_Problem requirements_.
From the data that follows, copy every line holding the string "this".

Dataset records:
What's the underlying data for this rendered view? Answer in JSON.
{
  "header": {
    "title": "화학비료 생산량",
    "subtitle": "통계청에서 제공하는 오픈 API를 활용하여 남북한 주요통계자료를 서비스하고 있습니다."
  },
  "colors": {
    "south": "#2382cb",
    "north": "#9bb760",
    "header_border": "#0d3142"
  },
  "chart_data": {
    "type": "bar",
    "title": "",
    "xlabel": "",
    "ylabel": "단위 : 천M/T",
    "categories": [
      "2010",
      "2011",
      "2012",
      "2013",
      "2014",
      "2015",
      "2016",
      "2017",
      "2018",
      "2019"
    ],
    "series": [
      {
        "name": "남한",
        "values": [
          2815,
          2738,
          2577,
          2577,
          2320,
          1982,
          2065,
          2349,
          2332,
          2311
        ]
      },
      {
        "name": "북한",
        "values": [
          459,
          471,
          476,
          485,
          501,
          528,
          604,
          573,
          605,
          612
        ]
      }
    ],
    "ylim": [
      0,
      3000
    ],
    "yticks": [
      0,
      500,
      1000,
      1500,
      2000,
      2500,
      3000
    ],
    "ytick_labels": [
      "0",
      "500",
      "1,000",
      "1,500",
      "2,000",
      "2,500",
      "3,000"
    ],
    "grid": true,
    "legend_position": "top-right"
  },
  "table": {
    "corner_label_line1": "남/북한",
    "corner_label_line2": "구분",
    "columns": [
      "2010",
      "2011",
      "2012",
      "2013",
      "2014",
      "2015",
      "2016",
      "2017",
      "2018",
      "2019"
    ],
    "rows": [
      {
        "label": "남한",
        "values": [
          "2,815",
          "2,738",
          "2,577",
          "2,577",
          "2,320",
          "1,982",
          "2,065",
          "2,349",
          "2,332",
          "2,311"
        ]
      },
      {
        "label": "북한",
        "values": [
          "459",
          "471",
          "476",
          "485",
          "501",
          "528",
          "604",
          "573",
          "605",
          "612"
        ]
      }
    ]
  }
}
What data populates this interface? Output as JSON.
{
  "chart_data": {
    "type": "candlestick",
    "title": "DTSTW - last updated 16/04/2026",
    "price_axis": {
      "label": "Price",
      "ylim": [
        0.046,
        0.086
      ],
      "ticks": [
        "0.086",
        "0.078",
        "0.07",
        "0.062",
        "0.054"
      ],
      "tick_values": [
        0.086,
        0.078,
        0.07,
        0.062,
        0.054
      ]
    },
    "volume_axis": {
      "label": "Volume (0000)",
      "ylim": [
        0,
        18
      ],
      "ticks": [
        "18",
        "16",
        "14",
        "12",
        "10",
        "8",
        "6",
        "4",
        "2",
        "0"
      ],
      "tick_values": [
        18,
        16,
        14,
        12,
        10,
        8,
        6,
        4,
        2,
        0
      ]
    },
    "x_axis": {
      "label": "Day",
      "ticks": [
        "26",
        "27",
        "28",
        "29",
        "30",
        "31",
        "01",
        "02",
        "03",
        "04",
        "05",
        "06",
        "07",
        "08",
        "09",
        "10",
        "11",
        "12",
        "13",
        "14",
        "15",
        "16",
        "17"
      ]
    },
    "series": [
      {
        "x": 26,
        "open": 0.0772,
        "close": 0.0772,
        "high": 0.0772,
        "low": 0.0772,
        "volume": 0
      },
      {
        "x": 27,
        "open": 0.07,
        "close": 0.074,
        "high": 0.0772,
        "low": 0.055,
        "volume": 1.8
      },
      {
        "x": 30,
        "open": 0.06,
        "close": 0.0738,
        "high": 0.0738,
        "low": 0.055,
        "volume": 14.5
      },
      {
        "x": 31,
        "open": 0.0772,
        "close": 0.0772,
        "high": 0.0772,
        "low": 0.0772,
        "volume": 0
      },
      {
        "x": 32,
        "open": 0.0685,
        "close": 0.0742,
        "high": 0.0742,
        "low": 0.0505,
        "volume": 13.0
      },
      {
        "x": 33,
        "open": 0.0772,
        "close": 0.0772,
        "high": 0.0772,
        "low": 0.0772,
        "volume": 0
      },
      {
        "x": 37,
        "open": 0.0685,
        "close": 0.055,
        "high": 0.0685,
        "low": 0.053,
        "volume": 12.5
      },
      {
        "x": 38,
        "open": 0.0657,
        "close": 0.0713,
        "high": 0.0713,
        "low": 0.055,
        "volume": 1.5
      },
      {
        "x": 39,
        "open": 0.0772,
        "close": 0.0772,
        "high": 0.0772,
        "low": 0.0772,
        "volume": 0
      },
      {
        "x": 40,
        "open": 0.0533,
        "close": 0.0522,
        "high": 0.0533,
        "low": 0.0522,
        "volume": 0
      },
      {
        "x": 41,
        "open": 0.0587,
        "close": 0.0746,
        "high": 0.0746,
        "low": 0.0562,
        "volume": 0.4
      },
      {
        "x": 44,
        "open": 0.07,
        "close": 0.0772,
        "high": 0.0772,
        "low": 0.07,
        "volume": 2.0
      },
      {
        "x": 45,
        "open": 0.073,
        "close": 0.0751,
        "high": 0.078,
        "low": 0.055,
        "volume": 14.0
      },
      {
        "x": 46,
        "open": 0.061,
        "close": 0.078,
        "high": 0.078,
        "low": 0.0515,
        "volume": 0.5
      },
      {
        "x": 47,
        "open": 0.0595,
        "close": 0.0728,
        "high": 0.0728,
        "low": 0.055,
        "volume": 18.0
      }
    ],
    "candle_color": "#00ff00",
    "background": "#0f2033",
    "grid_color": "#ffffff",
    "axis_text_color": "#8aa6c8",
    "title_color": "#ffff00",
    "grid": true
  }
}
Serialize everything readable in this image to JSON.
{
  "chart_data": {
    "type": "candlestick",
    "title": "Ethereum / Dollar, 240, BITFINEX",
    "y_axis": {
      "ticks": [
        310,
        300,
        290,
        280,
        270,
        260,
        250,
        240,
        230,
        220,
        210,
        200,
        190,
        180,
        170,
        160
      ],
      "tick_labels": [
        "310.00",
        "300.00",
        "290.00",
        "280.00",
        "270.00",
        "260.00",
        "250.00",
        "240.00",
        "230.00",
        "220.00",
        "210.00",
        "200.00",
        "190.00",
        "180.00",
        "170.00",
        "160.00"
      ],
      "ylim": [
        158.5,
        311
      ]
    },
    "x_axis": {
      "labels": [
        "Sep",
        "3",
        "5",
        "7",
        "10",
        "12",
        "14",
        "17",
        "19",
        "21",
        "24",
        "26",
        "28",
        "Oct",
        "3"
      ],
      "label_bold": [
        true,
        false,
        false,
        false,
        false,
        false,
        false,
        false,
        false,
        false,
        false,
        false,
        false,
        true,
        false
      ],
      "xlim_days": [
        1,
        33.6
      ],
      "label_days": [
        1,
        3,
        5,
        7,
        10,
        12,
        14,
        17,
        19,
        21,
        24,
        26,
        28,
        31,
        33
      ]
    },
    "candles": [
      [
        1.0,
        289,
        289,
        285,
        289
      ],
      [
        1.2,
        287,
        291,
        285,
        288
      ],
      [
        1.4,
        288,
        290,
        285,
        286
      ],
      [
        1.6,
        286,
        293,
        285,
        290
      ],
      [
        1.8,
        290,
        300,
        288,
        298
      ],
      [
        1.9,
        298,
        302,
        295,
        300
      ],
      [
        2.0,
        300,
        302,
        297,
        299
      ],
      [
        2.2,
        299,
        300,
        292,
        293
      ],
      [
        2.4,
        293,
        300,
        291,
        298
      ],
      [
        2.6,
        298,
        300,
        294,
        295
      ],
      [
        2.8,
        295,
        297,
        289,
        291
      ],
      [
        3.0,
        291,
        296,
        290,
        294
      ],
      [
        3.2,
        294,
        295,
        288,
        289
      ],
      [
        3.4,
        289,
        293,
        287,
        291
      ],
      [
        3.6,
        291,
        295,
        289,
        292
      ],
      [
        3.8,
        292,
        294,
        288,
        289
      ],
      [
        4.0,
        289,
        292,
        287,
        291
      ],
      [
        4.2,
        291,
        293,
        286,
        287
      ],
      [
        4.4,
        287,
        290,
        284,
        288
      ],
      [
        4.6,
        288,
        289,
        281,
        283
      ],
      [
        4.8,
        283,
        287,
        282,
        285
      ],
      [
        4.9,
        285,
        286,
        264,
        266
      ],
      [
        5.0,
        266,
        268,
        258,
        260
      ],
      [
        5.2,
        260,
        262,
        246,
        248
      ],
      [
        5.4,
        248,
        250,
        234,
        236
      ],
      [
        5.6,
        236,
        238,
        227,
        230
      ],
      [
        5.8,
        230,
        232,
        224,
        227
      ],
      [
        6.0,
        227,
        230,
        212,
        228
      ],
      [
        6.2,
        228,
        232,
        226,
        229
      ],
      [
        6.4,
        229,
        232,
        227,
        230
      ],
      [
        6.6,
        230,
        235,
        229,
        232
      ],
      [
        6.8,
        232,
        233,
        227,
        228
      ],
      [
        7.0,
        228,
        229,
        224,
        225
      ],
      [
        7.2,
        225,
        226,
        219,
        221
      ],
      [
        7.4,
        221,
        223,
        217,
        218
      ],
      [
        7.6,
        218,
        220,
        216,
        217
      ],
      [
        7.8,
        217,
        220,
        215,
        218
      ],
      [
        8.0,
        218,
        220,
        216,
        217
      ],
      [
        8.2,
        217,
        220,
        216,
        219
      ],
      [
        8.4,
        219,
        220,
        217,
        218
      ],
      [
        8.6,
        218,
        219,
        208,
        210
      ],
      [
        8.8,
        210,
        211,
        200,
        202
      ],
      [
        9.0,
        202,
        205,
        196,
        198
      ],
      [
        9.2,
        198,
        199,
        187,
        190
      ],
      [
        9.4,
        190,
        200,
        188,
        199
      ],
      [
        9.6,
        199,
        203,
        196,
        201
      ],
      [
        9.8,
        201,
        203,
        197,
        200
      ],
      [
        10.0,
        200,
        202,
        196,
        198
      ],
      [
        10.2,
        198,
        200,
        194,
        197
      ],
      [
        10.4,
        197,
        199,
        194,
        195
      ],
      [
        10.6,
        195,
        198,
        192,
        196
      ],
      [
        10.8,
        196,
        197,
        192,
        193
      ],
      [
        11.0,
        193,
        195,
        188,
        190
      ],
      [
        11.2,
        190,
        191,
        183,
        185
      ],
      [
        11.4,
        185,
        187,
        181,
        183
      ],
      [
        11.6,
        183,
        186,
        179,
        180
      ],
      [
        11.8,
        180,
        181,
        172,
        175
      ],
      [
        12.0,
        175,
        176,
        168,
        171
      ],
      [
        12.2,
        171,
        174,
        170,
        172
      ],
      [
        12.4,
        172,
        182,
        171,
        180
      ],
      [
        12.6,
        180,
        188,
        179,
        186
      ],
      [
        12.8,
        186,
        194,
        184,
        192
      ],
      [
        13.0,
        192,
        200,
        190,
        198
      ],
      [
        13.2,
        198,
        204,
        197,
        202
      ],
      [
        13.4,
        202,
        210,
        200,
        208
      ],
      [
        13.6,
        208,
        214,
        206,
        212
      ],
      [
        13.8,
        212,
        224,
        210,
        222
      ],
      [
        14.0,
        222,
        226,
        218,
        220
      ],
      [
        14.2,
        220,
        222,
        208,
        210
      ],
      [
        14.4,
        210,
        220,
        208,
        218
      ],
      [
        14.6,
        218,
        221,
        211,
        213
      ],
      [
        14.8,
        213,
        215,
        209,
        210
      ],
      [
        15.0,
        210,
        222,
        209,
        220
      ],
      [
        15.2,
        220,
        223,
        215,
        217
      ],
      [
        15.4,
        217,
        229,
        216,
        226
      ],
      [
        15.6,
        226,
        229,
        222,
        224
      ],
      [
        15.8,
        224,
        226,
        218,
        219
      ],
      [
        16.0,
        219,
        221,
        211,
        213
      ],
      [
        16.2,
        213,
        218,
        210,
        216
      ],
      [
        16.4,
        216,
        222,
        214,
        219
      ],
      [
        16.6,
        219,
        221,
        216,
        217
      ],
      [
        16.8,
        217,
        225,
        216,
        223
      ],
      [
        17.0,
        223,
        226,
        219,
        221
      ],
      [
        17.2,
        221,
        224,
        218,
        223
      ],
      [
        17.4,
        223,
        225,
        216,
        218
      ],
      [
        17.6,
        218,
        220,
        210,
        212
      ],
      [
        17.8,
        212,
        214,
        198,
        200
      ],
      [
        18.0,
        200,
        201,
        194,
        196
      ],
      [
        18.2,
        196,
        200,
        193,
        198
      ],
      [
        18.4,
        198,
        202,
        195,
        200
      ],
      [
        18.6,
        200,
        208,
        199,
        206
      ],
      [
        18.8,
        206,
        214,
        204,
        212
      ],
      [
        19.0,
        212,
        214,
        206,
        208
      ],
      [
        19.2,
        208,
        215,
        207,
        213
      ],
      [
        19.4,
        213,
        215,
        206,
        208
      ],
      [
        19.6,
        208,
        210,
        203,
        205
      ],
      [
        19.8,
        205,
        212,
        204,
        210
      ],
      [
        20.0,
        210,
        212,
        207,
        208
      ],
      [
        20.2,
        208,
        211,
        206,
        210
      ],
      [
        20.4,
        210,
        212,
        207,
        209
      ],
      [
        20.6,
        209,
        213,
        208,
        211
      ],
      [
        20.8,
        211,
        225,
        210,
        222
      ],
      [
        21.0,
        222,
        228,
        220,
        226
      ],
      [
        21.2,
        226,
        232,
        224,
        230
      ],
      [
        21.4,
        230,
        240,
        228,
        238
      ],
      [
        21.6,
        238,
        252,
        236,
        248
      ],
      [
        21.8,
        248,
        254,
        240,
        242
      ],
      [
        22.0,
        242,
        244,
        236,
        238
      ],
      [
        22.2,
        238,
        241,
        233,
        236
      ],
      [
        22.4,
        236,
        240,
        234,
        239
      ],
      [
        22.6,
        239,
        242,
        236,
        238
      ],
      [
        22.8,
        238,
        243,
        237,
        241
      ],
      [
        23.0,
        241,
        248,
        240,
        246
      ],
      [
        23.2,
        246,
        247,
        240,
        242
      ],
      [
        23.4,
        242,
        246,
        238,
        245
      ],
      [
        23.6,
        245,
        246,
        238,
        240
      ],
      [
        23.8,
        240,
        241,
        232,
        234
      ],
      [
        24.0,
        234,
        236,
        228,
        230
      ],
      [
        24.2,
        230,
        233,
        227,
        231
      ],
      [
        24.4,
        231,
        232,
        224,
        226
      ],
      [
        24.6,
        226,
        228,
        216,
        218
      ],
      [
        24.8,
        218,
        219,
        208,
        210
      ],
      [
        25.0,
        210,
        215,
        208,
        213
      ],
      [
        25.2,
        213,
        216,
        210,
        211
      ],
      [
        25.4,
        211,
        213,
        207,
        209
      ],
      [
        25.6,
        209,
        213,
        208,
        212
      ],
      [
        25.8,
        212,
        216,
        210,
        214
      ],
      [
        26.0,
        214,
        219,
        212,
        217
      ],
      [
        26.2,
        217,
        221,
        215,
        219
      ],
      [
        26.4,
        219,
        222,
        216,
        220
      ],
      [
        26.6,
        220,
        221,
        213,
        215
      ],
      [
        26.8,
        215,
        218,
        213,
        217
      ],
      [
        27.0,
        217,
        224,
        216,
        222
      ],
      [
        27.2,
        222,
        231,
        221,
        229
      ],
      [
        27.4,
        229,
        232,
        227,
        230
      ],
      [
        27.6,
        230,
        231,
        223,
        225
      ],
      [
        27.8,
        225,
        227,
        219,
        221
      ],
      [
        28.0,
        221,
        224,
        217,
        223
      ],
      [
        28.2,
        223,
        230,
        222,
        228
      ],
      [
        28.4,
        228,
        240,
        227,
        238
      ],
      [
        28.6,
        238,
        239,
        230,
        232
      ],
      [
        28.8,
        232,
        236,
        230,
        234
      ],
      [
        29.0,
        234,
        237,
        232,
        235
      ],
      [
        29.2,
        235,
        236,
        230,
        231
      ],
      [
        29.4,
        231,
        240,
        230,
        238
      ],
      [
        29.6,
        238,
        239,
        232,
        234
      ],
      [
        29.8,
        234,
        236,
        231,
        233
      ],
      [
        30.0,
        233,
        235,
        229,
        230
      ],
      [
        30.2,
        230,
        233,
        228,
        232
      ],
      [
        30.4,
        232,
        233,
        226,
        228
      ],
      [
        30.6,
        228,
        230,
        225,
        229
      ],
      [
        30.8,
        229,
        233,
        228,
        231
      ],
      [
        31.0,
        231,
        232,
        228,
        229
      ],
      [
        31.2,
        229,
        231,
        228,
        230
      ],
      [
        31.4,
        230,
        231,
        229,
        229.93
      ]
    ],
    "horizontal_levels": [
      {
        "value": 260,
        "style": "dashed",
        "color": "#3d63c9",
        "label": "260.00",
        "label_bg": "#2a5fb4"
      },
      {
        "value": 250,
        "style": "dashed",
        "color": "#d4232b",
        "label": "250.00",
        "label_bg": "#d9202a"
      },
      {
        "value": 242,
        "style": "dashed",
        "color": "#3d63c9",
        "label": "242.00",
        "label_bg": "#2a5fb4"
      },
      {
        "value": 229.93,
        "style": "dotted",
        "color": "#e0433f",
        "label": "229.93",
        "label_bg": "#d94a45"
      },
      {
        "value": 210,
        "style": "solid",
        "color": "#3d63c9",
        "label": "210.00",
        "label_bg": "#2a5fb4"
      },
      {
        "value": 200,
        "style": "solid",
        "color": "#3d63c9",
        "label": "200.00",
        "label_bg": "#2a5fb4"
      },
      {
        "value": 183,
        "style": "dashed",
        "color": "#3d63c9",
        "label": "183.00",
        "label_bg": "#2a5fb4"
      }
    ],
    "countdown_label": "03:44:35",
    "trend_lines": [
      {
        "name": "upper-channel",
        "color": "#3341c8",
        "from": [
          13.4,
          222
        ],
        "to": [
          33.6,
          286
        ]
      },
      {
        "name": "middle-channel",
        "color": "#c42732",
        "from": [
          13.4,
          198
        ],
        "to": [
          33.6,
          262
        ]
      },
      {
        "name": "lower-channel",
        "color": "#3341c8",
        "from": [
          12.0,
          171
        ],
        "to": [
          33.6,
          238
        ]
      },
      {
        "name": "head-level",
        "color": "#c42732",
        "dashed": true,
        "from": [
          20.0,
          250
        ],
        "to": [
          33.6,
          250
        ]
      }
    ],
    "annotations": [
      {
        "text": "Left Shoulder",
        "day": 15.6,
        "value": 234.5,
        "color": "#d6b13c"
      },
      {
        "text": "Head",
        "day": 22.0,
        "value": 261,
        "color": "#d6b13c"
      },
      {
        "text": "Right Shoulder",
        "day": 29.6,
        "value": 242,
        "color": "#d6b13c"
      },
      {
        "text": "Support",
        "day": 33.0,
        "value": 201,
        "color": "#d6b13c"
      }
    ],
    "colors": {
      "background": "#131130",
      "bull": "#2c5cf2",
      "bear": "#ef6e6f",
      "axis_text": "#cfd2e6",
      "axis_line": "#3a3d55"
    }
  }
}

_Task answer_.
What's the underlying data for this rendered view? Answer in JSON.
What data populates this interface? Output as JSON.
Serialize everything readable in this image to JSON.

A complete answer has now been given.